**Request:** Write out exactly, with no other output, the lines below from the one that contains "Extract all readable text from this page." through the end.

**Records shown:**
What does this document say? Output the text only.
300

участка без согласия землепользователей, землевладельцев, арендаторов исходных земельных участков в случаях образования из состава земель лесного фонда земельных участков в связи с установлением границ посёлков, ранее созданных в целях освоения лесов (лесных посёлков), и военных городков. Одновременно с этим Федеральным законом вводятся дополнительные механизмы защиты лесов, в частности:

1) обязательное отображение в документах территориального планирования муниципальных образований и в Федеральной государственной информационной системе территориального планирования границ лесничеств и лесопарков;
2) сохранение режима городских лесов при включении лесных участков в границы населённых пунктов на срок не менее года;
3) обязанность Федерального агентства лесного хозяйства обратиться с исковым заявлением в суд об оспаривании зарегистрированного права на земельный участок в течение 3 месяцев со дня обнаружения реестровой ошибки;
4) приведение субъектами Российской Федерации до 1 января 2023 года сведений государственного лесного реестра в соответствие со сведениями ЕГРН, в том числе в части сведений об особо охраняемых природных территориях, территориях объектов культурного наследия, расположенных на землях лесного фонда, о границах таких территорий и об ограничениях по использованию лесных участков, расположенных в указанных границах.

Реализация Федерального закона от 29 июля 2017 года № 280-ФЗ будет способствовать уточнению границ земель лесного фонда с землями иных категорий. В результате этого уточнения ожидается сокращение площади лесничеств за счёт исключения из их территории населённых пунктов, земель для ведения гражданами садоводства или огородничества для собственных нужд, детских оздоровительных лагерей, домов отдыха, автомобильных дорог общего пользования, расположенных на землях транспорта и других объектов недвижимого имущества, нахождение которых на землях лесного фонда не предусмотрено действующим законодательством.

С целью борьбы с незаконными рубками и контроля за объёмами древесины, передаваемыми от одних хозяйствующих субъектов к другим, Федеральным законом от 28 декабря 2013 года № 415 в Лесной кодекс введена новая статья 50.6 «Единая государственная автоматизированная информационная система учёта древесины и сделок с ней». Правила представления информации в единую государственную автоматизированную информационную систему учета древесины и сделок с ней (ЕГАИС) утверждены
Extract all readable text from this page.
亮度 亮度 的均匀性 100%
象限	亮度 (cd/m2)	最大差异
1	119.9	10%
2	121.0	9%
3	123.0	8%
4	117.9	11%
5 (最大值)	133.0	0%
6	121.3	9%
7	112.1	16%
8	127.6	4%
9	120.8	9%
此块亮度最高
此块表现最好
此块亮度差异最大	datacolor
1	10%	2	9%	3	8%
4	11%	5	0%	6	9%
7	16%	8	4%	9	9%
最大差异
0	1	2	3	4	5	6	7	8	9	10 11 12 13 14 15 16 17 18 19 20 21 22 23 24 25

**Written response:**
Extract all readable text from this page.
亮度 亮度 的均匀性 100%
象限	亮度 (cd/m2)	最大差异
1	119.9	10%
2	121.0	9%
3	123.0	8%
4	117.9	11%
5 (最大值)	133.0	0%
6	121.3	9%
7	112.1	16%
8	127.6	4%
9	120.8	9%
此块亮度最高
此块表现最好
此块亮度差异最大	datacolor
1	10%	2	9%	3	8%
4	11%	5	0%	6	9%
7	16%	8	4%	9	9%
最大差异
0	1	2	3	4	5	6	7	8	9	10 11 12 13 14 15 16 17 18 19 20 21 22 23 24 25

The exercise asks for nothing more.